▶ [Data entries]
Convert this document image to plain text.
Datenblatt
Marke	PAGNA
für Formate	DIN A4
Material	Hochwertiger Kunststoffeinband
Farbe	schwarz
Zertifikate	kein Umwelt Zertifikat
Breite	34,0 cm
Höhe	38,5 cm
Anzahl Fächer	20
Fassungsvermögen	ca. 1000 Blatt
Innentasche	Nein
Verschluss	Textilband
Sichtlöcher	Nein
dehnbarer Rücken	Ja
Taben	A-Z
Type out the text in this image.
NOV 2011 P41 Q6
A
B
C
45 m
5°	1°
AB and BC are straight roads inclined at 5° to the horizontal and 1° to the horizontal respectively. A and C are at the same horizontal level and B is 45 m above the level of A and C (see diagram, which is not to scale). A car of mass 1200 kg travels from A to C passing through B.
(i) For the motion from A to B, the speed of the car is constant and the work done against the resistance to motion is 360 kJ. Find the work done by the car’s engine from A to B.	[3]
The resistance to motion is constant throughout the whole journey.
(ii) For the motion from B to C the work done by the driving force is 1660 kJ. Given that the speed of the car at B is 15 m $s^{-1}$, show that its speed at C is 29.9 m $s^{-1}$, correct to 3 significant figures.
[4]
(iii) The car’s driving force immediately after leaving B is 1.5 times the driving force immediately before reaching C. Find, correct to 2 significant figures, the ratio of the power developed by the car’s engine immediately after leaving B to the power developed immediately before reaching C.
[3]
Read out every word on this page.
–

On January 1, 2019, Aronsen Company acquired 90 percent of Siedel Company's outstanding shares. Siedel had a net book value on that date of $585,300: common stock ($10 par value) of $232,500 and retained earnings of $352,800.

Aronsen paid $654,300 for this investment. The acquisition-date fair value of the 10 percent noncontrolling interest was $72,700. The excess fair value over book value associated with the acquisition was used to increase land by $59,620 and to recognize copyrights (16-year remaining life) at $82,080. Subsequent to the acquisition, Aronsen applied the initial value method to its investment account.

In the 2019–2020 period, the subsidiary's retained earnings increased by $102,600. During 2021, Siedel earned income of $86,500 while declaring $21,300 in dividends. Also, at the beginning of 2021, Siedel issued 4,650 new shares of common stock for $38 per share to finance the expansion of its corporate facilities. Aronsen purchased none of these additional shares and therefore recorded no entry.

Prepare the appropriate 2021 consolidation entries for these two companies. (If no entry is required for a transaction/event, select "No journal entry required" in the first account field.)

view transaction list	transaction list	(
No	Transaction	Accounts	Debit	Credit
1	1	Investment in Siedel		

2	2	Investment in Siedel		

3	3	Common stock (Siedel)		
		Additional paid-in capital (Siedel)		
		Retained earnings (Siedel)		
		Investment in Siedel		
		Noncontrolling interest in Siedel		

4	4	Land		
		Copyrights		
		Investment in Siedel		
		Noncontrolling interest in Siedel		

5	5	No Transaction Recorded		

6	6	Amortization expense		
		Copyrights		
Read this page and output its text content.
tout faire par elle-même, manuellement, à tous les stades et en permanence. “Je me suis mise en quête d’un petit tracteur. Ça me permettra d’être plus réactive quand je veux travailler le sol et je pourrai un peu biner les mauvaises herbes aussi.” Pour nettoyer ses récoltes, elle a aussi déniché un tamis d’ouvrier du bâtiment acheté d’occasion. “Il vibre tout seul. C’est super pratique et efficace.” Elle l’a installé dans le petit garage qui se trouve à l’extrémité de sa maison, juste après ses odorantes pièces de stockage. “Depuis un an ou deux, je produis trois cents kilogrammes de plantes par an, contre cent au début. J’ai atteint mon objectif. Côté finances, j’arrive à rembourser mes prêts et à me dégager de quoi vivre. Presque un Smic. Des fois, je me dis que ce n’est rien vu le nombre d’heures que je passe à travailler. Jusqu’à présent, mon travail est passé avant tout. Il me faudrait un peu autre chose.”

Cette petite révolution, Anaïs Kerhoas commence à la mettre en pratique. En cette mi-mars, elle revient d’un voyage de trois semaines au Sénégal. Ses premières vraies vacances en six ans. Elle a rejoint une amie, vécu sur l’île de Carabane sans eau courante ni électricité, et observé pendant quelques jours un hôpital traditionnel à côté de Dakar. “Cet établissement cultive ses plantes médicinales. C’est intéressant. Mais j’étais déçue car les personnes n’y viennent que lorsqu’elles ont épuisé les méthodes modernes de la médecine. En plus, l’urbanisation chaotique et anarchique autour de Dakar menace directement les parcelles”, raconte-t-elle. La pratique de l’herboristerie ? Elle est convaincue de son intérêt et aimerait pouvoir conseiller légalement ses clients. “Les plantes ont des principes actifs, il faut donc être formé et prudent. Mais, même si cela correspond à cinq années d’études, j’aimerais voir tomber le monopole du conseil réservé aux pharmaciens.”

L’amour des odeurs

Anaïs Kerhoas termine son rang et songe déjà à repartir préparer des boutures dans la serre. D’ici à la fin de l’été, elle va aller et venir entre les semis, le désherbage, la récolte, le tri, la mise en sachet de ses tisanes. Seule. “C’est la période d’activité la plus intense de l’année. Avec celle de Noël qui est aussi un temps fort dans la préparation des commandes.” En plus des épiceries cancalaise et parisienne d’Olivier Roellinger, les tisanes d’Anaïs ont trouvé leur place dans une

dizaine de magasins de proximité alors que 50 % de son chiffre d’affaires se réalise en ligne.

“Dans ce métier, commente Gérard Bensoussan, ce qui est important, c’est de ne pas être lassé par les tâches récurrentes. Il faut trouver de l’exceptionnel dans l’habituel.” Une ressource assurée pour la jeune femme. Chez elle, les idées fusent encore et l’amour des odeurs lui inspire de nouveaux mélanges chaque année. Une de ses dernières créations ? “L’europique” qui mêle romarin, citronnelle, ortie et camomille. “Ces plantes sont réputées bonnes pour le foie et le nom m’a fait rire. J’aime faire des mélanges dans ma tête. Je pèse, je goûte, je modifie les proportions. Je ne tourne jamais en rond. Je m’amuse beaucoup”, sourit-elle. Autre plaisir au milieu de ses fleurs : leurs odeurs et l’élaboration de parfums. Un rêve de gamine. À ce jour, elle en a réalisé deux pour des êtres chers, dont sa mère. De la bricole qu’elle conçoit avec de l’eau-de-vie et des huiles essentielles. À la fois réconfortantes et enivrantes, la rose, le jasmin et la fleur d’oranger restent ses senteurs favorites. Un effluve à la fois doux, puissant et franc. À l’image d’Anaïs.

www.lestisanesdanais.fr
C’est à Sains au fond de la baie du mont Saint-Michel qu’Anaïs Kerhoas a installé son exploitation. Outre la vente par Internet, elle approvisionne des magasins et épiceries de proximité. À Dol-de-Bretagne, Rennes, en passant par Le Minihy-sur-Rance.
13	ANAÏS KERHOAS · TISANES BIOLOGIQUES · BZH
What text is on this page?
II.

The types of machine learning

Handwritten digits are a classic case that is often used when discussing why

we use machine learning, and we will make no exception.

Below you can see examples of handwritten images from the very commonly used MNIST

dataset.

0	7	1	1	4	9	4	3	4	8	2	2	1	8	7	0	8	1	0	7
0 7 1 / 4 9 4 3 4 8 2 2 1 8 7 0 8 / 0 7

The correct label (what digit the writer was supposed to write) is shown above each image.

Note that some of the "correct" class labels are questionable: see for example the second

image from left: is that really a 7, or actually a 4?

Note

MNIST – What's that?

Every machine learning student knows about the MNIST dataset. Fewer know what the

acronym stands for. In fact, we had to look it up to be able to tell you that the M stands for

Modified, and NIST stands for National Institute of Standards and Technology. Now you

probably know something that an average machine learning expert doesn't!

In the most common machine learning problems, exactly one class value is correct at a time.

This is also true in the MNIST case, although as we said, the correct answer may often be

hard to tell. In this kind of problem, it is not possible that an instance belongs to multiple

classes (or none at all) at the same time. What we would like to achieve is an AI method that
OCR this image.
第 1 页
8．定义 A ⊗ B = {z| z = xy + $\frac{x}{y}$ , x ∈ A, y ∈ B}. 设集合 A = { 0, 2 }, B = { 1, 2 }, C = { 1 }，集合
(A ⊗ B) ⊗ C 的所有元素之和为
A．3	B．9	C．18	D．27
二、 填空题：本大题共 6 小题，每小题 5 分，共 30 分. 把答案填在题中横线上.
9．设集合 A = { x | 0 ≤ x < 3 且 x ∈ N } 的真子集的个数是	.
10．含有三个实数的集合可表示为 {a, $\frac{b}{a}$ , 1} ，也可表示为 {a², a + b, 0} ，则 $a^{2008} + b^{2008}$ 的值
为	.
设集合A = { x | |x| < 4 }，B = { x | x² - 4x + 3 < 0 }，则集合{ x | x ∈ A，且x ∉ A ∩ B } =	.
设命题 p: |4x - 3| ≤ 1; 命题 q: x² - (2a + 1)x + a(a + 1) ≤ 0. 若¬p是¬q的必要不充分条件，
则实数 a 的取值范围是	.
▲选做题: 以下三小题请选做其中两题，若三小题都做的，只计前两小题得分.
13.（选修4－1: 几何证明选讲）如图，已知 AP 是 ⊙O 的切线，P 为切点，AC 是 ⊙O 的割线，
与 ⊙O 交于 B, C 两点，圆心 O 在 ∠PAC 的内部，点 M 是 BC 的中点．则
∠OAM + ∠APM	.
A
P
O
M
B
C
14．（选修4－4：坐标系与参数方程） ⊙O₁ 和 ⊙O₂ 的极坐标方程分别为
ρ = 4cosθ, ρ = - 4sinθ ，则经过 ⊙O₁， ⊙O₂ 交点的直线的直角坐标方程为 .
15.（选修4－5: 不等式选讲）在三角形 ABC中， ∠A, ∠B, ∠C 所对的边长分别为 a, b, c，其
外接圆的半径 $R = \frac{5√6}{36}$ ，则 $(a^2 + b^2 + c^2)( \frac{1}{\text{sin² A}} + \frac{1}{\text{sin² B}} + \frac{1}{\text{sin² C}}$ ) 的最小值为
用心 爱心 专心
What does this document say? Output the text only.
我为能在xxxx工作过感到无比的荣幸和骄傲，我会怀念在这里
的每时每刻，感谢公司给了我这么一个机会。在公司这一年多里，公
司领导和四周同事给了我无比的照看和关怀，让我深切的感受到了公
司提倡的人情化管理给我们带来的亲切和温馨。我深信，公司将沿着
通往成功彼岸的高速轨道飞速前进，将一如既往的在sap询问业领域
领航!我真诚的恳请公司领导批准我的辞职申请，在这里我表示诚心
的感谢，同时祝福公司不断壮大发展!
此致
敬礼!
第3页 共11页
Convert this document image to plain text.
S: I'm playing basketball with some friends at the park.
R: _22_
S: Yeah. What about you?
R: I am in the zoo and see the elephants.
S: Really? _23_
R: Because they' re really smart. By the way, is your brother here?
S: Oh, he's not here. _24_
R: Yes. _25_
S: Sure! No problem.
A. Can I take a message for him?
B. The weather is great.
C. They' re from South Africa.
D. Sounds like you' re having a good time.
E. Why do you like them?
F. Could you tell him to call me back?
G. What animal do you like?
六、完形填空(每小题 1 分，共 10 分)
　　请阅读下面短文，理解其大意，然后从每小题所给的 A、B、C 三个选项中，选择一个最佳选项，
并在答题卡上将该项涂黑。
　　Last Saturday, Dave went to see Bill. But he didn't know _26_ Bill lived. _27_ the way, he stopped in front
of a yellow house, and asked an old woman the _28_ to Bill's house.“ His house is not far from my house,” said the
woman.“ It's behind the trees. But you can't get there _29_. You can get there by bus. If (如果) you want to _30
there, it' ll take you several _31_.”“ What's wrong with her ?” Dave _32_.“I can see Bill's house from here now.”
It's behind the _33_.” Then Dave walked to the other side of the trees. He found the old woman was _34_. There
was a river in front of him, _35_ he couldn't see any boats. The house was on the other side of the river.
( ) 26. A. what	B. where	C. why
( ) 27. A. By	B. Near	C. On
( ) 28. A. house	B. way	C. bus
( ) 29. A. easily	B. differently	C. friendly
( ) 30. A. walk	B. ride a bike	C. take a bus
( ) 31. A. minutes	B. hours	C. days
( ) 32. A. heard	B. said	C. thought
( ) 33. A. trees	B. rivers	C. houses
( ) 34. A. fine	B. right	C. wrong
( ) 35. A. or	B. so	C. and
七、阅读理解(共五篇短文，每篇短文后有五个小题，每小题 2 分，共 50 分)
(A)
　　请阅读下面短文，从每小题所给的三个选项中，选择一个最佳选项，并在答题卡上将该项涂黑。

▶ [Exercise details]
Every line of the listing that holds "motion" should be found and copied.

▶ [Written reply]
(i) For the motion from A to B, the speed of the car is constant and the work done against the resistance to motion is 360 kJ. Find the work done by the car’s engine from A to B.	[3]
The resistance to motion is constant throughout the whole journey.
(ii) For the motion from B to C the work done by the driving force is 1660 kJ. Given that the speed of the car at B is 15 m $s^{-1}$, show that its speed at C is 29.9 m $s^{-1}$, correct to 3 significant figures.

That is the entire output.